*What the task requires*: For this exercise, repeat all of the material verbatim apart from its images.

Items from a dataset:
_ _ _ _ _ _ _

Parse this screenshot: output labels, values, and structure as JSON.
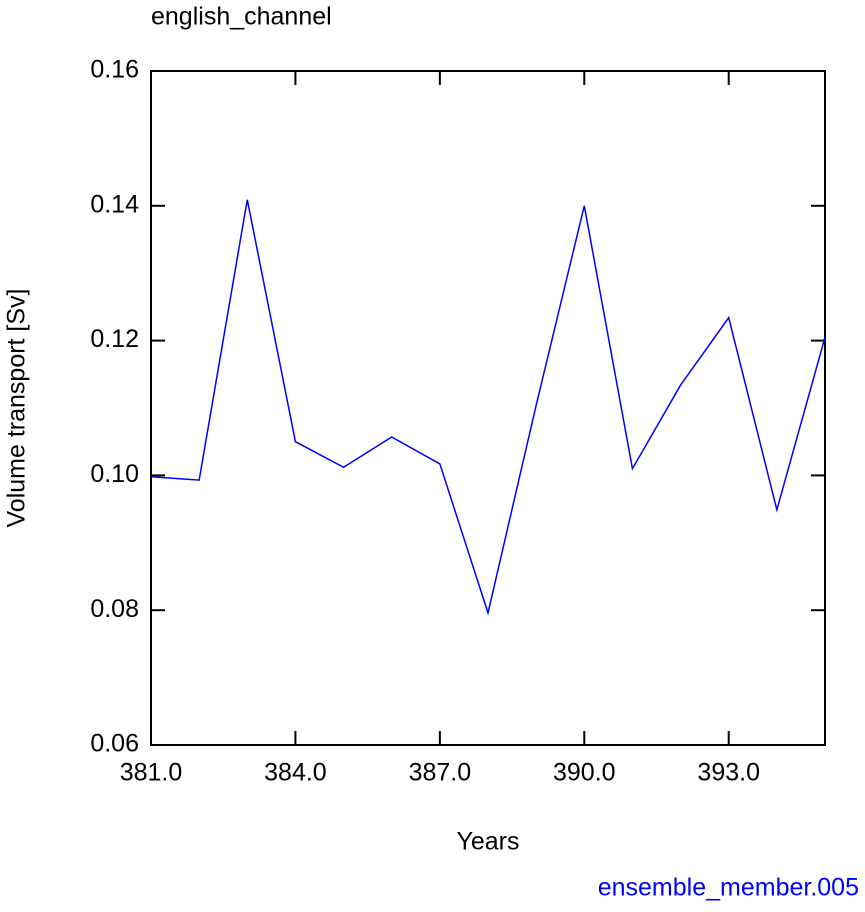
{
  "chart_data": {
    "type": "line",
    "title": "english_channel",
    "subtitle": "ensemble_member.005",
    "x_label": "Years",
    "y_label": "Volume transport [Sv]",
    "x": [
      381,
      382,
      383,
      384,
      385,
      386,
      387,
      388,
      389,
      390,
      391,
      392,
      393,
      394,
      395
    ],
    "series": [
      {
        "color": "#0000ff",
        "values": [
          0.0998,
          0.0993,
          0.1409,
          0.105,
          0.1012,
          0.1057,
          0.1017,
          0.0796,
          0.1104,
          0.14,
          0.101,
          0.1134,
          0.1234,
          0.0949,
          0.1205
        ]
      }
    ],
    "xlim": [
      381,
      395
    ],
    "xticks": [
      {
        "value": 381,
        "label": "381.0"
      },
      {
        "value": 384,
        "label": "384.0"
      },
      {
        "value": 387,
        "label": "387.0"
      },
      {
        "value": 390,
        "label": "390.0"
      },
      {
        "value": 393,
        "label": "393.0"
      }
    ],
    "ylim": [
      0.06,
      0.16
    ],
    "yticks": [
      0.06,
      0.08,
      {
        "value": 0.1,
        "label": "0.10"
      },
      0.12,
      0.14,
      0.16
    ]
  }
}
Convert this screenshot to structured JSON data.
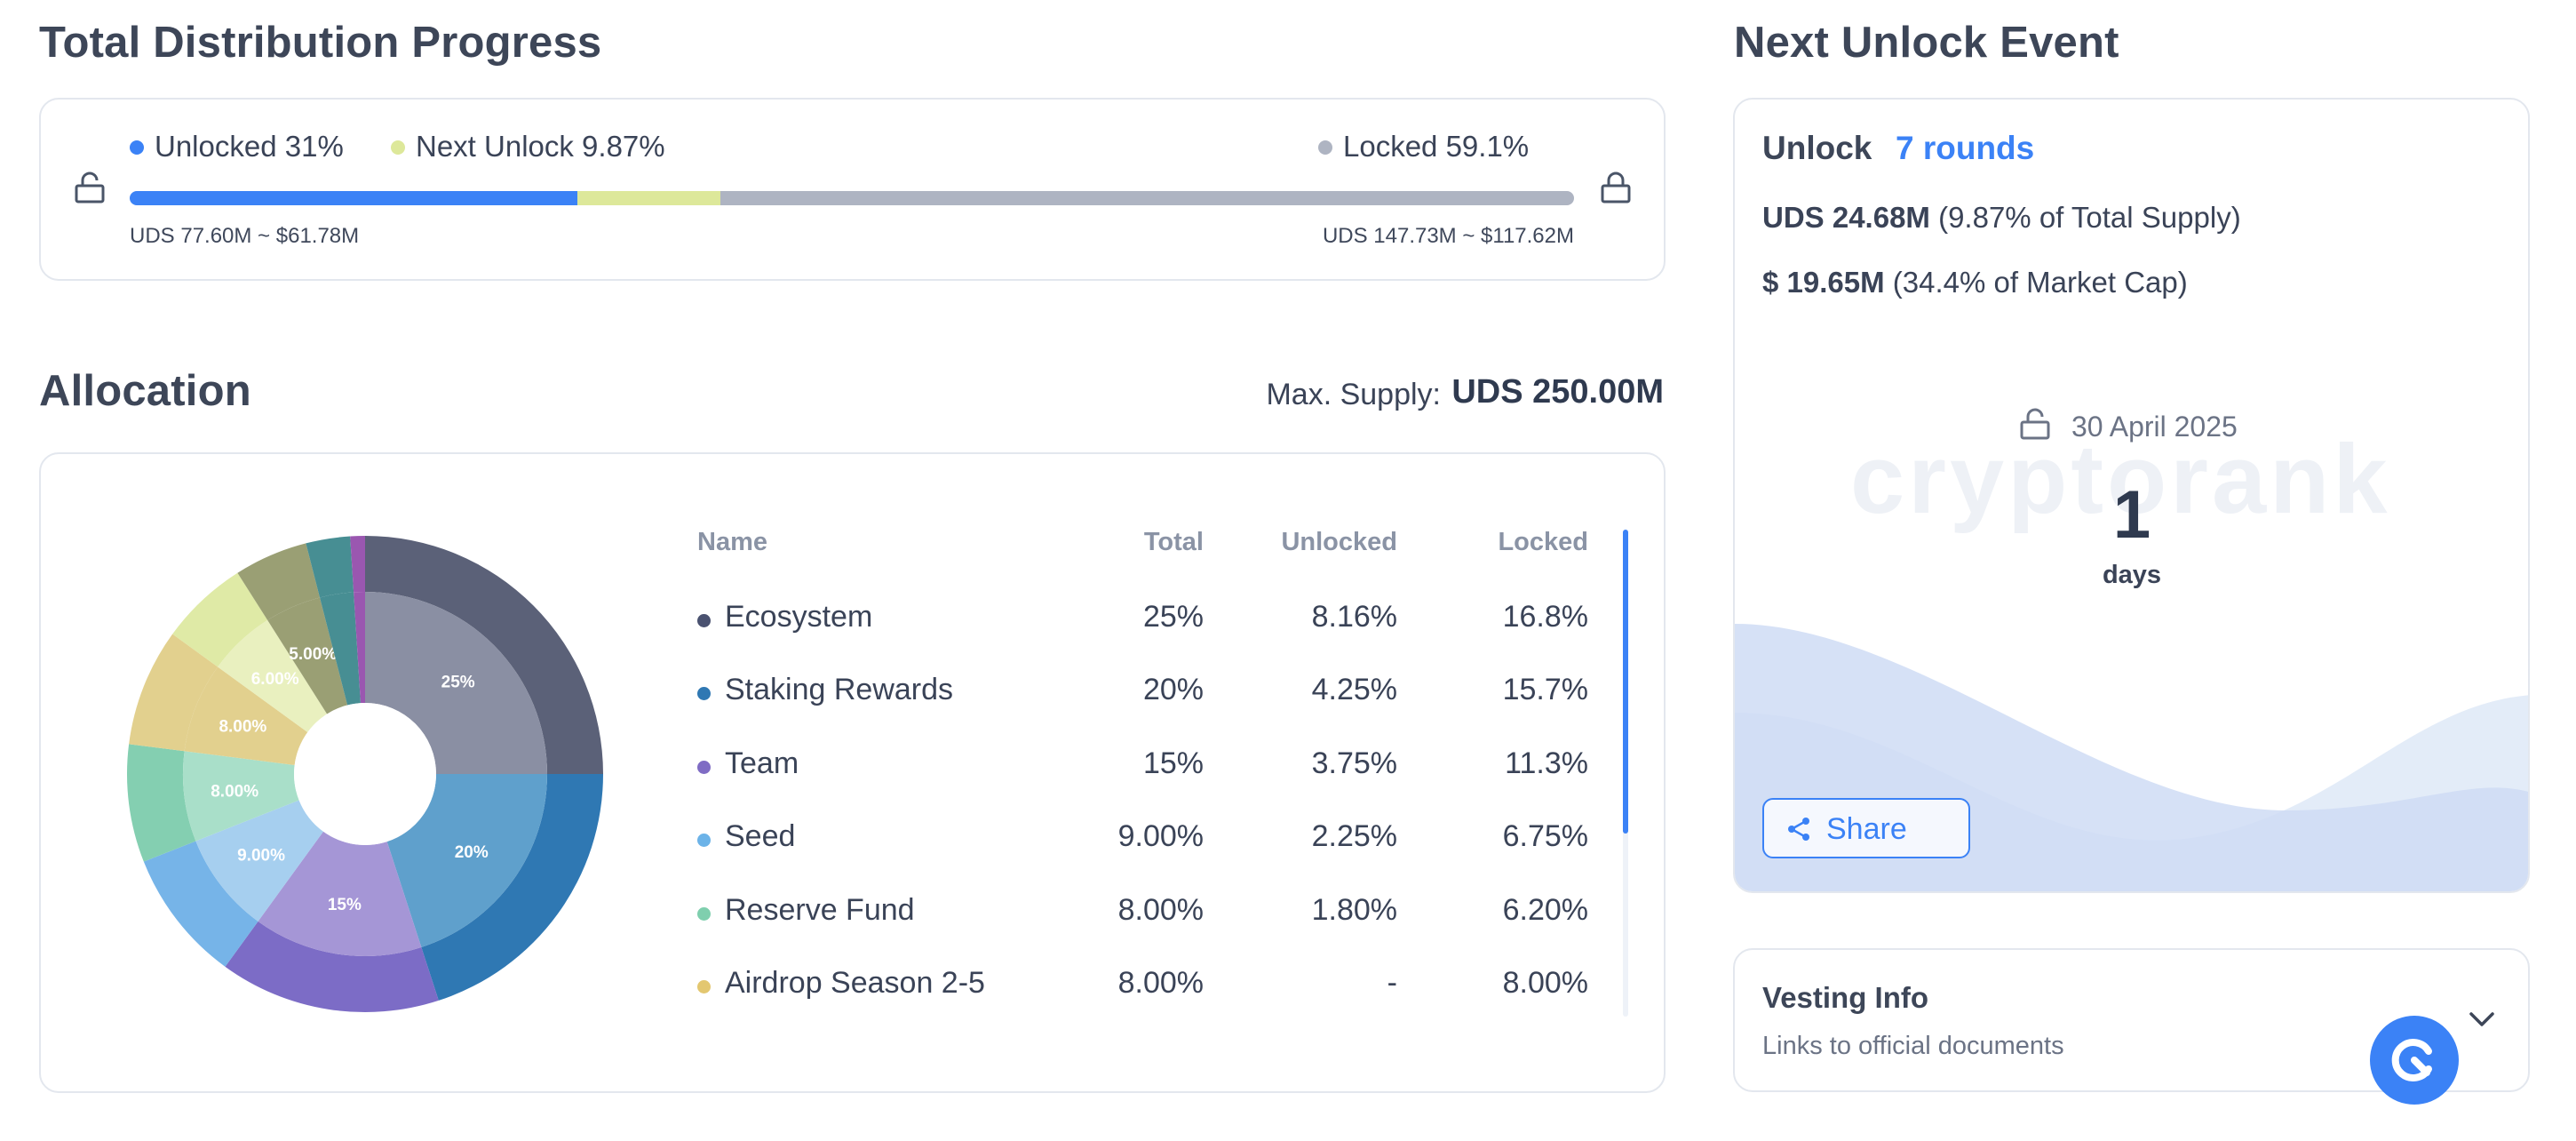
{
  "distribution": {
    "title": "Total Distribution Progress",
    "unlocked_label": "Unlocked 31%",
    "next_unlock_label": "Next Unlock 9.87%",
    "locked_label": "Locked 59.1%",
    "unlocked_amount": "UDS 77.60M ~ $61.78M",
    "locked_amount": "UDS 147.73M ~ $117.62M",
    "unlocked_pct": 31,
    "next_unlock_pct": 9.87,
    "locked_pct": 59.1,
    "colors": {
      "unlocked": "#3b82f6",
      "next": "#dde89a",
      "locked": "#aeb4c2"
    }
  },
  "allocation": {
    "title": "Allocation",
    "max_supply_label": "Max. Supply:",
    "max_supply_value": "UDS 250.00M",
    "columns": [
      "Name",
      "Total",
      "Unlocked",
      "Locked"
    ],
    "rows": [
      {
        "name": "Ecosystem",
        "total": "25%",
        "unlocked": "8.16%",
        "locked": "16.8%",
        "color": "#4a5270"
      },
      {
        "name": "Staking Rewards",
        "total": "20%",
        "unlocked": "4.25%",
        "locked": "15.7%",
        "color": "#2f78b3"
      },
      {
        "name": "Team",
        "total": "15%",
        "unlocked": "3.75%",
        "locked": "11.3%",
        "color": "#7f6cc4"
      },
      {
        "name": "Seed",
        "total": "9.00%",
        "unlocked": "2.25%",
        "locked": "6.75%",
        "color": "#6cb3e8"
      },
      {
        "name": "Reserve Fund",
        "total": "8.00%",
        "unlocked": "1.80%",
        "locked": "6.20%",
        "color": "#7fcfae"
      },
      {
        "name": "Airdrop Season 2-5",
        "total": "8.00%",
        "unlocked": "-",
        "locked": "8.00%",
        "color": "#e3c770"
      }
    ],
    "pie_labels": [
      "25%",
      "20%",
      "15%",
      "9.00%",
      "8.00%",
      "8.00%",
      "6.00%",
      "5.00%"
    ],
    "pie_slices": [
      {
        "value": 25,
        "outer": "#5b6178",
        "inner": "#8a8fa3"
      },
      {
        "value": 20,
        "outer": "#2f78b3",
        "inner": "#5fa0cc"
      },
      {
        "value": 15,
        "outer": "#7c6cc6",
        "inner": "#a596d6"
      },
      {
        "value": 9,
        "outer": "#76b4e8",
        "inner": "#a6cfef"
      },
      {
        "value": 8,
        "outer": "#84cfb1",
        "inner": "#a9dfc9"
      },
      {
        "value": 8,
        "outer": "#e2d08e",
        "inner": "#e2d08e"
      },
      {
        "value": 6,
        "outer": "#dfeaa6",
        "inner": "#e9f0bf"
      },
      {
        "value": 5,
        "outer": "#9a9f74",
        "inner": "#9a9f74"
      },
      {
        "value": 3,
        "outer": "#478e93",
        "inner": "#478e93"
      },
      {
        "value": 1,
        "outer": "#9a57b0",
        "inner": "#9a57b0"
      }
    ]
  },
  "next_unlock": {
    "title": "Next Unlock Event",
    "unlock_label": "Unlock",
    "rounds": "7 rounds",
    "supply_amount": "UDS 24.68M",
    "supply_note": "(9.87% of Total Supply)",
    "cap_amount": "$ 19.65M",
    "cap_note": "(34.4% of Market Cap)",
    "date": "30 April 2025",
    "days_count": "1",
    "days_label": "days",
    "share_label": "Share",
    "watermark": "cryptorank"
  },
  "vesting": {
    "title": "Vesting Info",
    "subtitle": "Links to official documents"
  }
}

_ _ _ _ _ _ _

*Expected answer*:
Parse this screenshot: output labels, values, and structure as JSON.
{
  "chart_data": {
    "type": "line",
    "title": "english_channel",
    "subtitle": "ensemble_member.005",
    "x_label": "Years",
    "y_label": "Volume transport [Sv]",
    "x": [
      381,
      382,
      383,
      384,
      385,
      386,
      387,
      388,
      389,
      390,
      391,
      392,
      393,
      394,
      395
    ],
    "series": [
      {
        "color": "#0000ff",
        "values": [
          0.0998,
          0.0993,
          0.1409,
          0.105,
          0.1012,
          0.1057,
          0.1017,
          0.0796,
          0.1104,
          0.14,
          0.101,
          0.1134,
          0.1234,
          0.0949,
          0.1205
        ]
      }
    ],
    "xlim": [
      381,
      395
    ],
    "xticks": [
      {
        "value": 381,
        "label": "381.0"
      },
      {
        "value": 384,
        "label": "384.0"
      },
      {
        "value": 387,
        "label": "387.0"
      },
      {
        "value": 390,
        "label": "390.0"
      },
      {
        "value": 393,
        "label": "393.0"
      }
    ],
    "ylim": [
      0.06,
      0.16
    ],
    "yticks": [
      0.06,
      0.08,
      {
        "value": 0.1,
        "label": "0.10"
      },
      0.12,
      0.14,
      0.16
    ]
  }
}
Convert this screenshot to structured JSON data.
{
  "distribution": {
    "title": "Total Distribution Progress",
    "unlocked_label": "Unlocked 31%",
    "next_unlock_label": "Next Unlock 9.87%",
    "locked_label": "Locked 59.1%",
    "unlocked_amount": "UDS 77.60M ~ $61.78M",
    "locked_amount": "UDS 147.73M ~ $117.62M",
    "unlocked_pct": 31,
    "next_unlock_pct": 9.87,
    "locked_pct": 59.1,
    "colors": {
      "unlocked": "#3b82f6",
      "next": "#dde89a",
      "locked": "#aeb4c2"
    }
  },
  "allocation": {
    "title": "Allocation",
    "max_supply_label": "Max. Supply:",
    "max_supply_value": "UDS 250.00M",
    "columns": [
      "Name",
      "Total",
      "Unlocked",
      "Locked"
    ],
    "rows": [
      {
        "name": "Ecosystem",
        "total": "25%",
        "unlocked": "8.16%",
        "locked": "16.8%",
        "color": "#4a5270"
      },
      {
        "name": "Staking Rewards",
        "total": "20%",
        "unlocked": "4.25%",
        "locked": "15.7%",
        "color": "#2f78b3"
      },
      {
        "name": "Team",
        "total": "15%",
        "unlocked": "3.75%",
        "locked": "11.3%",
        "color": "#7f6cc4"
      },
      {
        "name": "Seed",
        "total": "9.00%",
        "unlocked": "2.25%",
        "locked": "6.75%",
        "color": "#6cb3e8"
      },
      {
        "name": "Reserve Fund",
        "total": "8.00%",
        "unlocked": "1.80%",
        "locked": "6.20%",
        "color": "#7fcfae"
      },
      {
        "name": "Airdrop Season 2-5",
        "total": "8.00%",
        "unlocked": "-",
        "locked": "8.00%",
        "color": "#e3c770"
      }
    ],
    "pie_labels": [
      "25%",
      "20%",
      "15%",
      "9.00%",
      "8.00%",
      "8.00%",
      "6.00%",
      "5.00%"
    ],
    "pie_slices": [
      {
        "value": 25,
        "outer": "#5b6178",
        "inner": "#8a8fa3"
      },
      {
        "value": 20,
        "outer": "#2f78b3",
        "inner": "#5fa0cc"
      },
      {
        "value": 15,
        "outer": "#7c6cc6",
        "inner": "#a596d6"
      },
      {
        "value": 9,
        "outer": "#76b4e8",
        "inner": "#a6cfef"
      },
      {
        "value": 8,
        "outer": "#84cfb1",
        "inner": "#a9dfc9"
      },
      {
        "value": 8,
        "outer": "#e2d08e",
        "inner": "#e2d08e"
      },
      {
        "value": 6,
        "outer": "#dfeaa6",
        "inner": "#e9f0bf"
      },
      {
        "value": 5,
        "outer": "#9a9f74",
        "inner": "#9a9f74"
      },
      {
        "value": 3,
        "outer": "#478e93",
        "inner": "#478e93"
      },
      {
        "value": 1,
        "outer": "#9a57b0",
        "inner": "#9a57b0"
      }
    ]
  },
  "next_unlock": {
    "title": "Next Unlock Event",
    "unlock_label": "Unlock",
    "rounds": "7 rounds",
    "supply_amount": "UDS 24.68M",
    "supply_note": "(9.87% of Total Supply)",
    "cap_amount": "$ 19.65M",
    "cap_note": "(34.4% of Market Cap)",
    "date": "30 April 2025",
    "days_count": "1",
    "days_label": "days",
    "share_label": "Share",
    "watermark": "cryptorank"
  },
  "vesting": {
    "title": "Vesting Info",
    "subtitle": "Links to official documents"
  }
}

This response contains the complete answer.